§ What you need to do
Collect every row below that contains the string "field", matching its case exactly.

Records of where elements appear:
----
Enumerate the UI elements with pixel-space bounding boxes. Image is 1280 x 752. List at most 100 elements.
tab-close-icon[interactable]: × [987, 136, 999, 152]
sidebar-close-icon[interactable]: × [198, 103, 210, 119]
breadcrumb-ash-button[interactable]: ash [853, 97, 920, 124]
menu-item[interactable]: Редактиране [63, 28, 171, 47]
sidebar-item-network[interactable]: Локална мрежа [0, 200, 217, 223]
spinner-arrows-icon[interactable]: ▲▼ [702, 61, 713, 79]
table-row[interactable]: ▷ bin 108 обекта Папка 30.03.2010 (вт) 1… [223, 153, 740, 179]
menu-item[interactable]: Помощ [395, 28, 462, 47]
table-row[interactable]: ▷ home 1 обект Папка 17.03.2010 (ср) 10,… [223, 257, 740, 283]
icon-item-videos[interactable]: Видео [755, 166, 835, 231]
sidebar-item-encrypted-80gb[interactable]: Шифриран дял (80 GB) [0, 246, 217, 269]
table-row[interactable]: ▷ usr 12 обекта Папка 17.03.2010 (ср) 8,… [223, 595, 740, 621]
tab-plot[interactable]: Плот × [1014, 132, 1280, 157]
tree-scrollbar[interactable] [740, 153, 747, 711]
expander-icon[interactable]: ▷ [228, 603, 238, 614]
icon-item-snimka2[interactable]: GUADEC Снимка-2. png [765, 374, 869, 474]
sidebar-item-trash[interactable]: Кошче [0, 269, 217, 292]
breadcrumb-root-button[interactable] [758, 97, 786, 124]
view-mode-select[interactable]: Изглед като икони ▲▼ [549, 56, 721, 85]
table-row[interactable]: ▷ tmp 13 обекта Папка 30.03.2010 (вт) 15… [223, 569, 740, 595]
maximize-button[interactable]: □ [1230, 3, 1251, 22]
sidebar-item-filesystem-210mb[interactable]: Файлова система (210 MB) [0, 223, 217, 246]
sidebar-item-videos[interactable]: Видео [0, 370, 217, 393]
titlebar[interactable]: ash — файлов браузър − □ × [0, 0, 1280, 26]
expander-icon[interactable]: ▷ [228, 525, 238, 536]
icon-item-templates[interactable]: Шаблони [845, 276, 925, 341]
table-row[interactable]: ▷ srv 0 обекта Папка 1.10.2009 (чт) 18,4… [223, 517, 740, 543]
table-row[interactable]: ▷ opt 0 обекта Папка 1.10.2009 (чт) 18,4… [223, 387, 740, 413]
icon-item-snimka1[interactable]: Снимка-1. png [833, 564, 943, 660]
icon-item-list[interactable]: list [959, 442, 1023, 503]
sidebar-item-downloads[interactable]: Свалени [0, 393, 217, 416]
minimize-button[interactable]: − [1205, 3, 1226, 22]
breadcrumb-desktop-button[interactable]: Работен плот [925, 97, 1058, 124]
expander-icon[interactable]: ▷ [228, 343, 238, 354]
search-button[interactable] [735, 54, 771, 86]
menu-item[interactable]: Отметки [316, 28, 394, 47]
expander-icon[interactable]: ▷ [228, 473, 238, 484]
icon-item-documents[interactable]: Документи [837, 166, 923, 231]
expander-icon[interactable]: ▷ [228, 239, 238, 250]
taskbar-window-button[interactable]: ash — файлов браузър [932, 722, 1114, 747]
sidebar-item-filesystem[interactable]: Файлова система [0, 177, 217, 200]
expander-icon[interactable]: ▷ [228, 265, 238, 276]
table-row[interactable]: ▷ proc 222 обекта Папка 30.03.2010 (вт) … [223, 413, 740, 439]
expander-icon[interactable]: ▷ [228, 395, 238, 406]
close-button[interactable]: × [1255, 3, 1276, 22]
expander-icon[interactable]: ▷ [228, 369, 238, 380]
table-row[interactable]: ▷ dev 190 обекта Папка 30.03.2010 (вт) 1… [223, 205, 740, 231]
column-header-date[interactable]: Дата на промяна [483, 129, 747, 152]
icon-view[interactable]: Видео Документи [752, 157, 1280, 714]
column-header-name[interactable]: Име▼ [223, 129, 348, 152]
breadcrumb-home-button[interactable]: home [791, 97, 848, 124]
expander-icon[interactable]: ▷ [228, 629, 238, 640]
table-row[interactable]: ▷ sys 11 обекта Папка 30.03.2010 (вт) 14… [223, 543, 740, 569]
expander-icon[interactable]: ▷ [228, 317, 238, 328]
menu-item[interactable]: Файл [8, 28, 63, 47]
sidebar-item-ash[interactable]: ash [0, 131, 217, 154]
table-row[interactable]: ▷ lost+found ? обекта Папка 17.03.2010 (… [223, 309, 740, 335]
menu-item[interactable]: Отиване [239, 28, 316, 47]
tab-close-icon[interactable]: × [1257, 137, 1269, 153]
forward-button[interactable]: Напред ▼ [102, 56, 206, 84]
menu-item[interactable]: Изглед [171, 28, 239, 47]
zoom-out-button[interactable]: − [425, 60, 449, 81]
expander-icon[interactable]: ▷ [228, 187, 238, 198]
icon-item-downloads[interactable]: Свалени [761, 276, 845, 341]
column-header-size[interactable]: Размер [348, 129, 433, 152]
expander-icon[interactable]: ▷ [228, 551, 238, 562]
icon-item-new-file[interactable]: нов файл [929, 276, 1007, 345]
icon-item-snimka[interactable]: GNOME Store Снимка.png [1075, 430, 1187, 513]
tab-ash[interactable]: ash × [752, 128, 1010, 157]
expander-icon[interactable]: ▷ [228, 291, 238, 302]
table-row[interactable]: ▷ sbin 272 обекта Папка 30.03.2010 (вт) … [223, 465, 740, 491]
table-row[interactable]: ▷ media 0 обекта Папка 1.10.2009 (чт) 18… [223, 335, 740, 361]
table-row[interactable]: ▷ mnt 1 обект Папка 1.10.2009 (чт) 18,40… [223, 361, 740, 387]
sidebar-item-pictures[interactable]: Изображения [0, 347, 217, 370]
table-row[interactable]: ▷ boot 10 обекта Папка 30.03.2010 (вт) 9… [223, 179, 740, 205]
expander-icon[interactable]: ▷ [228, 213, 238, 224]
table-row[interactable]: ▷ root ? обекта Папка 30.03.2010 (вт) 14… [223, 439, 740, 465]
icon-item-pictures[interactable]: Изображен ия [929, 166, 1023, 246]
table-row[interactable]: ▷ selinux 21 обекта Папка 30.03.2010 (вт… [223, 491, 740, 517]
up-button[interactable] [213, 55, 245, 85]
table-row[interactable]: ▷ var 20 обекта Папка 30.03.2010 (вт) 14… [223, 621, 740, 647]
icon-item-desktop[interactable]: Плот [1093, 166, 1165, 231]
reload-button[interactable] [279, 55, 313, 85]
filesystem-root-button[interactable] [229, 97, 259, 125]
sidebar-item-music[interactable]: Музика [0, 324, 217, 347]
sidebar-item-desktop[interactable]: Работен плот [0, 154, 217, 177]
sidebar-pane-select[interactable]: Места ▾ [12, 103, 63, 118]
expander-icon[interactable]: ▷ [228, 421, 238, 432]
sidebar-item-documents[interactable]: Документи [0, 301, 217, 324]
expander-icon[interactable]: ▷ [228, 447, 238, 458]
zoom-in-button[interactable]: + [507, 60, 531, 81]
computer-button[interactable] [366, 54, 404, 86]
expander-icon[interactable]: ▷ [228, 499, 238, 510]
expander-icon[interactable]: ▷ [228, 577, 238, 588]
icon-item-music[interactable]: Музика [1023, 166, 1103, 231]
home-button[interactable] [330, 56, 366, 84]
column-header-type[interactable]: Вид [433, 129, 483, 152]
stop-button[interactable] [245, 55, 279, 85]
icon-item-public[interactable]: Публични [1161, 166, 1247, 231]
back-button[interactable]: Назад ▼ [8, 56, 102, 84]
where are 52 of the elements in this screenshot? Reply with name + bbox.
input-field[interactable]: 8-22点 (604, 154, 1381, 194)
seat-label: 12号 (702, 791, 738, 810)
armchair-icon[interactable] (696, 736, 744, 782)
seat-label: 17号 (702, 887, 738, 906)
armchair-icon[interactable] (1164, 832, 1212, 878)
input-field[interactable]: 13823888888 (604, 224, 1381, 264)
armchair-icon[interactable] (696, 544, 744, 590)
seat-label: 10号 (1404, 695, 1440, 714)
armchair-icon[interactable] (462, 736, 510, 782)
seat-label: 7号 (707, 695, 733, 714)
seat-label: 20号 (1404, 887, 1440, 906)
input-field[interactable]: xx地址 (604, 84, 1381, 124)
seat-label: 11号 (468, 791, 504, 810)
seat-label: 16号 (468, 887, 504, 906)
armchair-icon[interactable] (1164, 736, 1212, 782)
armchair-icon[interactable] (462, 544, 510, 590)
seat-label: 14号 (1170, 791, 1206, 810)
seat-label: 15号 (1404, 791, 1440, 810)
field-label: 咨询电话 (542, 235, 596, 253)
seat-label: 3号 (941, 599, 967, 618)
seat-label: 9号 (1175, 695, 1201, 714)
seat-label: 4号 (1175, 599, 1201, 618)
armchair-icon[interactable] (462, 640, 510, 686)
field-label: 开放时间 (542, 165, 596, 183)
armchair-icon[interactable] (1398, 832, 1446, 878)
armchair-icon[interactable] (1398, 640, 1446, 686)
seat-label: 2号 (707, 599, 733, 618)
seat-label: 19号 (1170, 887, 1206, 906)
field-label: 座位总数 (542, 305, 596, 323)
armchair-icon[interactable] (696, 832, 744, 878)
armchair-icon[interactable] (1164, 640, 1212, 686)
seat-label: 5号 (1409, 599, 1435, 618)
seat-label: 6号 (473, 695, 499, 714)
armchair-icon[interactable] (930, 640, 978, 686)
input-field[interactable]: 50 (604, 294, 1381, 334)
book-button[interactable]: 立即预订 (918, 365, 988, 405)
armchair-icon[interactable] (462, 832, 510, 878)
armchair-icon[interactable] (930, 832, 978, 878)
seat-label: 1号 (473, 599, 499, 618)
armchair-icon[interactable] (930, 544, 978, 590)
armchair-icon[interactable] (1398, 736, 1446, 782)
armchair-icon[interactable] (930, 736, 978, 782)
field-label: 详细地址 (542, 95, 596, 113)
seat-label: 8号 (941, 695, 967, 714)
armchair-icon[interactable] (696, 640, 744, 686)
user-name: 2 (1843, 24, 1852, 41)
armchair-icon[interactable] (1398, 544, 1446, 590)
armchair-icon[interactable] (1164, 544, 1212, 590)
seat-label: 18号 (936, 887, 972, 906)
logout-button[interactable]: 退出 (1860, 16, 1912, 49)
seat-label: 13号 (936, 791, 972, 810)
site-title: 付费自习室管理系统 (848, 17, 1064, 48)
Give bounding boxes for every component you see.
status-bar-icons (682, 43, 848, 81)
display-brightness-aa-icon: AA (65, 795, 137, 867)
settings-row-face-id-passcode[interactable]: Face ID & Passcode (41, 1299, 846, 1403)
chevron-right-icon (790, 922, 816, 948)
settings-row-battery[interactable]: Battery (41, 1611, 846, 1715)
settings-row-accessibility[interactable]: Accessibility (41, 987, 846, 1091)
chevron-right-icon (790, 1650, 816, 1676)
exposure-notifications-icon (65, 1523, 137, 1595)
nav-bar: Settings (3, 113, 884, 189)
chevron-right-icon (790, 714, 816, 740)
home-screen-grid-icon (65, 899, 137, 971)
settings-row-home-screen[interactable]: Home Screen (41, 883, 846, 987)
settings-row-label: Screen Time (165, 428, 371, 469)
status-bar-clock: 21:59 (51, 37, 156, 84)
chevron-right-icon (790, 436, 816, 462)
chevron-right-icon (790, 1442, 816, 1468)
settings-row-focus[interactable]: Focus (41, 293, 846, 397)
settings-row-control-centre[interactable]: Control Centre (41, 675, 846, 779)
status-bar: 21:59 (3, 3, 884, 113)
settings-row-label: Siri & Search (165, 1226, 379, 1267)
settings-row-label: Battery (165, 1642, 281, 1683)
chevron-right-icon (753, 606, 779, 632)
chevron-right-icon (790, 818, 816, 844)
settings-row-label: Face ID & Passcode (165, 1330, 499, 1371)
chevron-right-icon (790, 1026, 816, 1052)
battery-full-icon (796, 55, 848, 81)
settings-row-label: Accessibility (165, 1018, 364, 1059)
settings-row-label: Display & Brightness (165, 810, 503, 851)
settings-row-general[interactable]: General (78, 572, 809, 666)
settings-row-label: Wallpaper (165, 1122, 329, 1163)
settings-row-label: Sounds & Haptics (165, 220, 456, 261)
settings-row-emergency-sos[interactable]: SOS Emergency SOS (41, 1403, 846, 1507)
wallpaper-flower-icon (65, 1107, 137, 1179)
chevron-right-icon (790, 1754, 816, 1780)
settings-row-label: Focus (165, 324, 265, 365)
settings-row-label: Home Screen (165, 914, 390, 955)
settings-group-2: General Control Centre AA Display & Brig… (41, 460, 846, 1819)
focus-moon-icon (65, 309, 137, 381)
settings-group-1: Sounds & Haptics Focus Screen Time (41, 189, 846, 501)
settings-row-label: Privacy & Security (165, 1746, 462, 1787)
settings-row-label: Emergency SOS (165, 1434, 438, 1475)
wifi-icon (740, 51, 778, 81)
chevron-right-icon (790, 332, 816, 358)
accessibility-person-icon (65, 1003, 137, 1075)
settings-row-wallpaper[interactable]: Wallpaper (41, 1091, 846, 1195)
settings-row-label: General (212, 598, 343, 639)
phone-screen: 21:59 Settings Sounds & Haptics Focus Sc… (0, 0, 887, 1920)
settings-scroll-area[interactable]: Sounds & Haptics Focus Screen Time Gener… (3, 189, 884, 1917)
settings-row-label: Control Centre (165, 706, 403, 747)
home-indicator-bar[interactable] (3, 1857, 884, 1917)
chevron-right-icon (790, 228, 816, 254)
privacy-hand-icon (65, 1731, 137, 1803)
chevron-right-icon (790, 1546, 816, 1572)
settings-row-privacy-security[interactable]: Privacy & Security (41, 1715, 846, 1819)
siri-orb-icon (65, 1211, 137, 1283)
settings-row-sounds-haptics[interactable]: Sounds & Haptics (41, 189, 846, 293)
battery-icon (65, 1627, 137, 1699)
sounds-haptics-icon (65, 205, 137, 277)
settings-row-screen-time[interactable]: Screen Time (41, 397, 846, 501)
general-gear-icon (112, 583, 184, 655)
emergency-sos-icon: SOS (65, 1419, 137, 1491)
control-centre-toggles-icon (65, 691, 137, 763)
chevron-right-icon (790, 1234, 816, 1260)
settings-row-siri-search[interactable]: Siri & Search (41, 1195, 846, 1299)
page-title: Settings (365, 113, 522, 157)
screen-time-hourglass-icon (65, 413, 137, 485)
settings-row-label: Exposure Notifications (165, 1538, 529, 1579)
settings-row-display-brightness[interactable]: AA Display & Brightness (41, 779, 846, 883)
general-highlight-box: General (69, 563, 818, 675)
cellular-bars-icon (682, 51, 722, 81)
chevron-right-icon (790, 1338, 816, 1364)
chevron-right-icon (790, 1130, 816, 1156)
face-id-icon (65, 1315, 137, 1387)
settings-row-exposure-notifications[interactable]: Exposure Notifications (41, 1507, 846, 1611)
----
§ Reply
input-field[interactable]: 8-22点 (604, 154, 1381, 194)
input-field[interactable]: 13823888888 (604, 224, 1381, 264)
input-field[interactable]: xx地址 (604, 84, 1381, 124)
field-label: 咨询电话 (542, 235, 596, 253)
field-label: 开放时间 (542, 165, 596, 183)
field-label: 座位总数 (542, 305, 596, 323)
input-field[interactable]: 50 (604, 294, 1381, 334)
field-label: 详细地址 (542, 95, 596, 113)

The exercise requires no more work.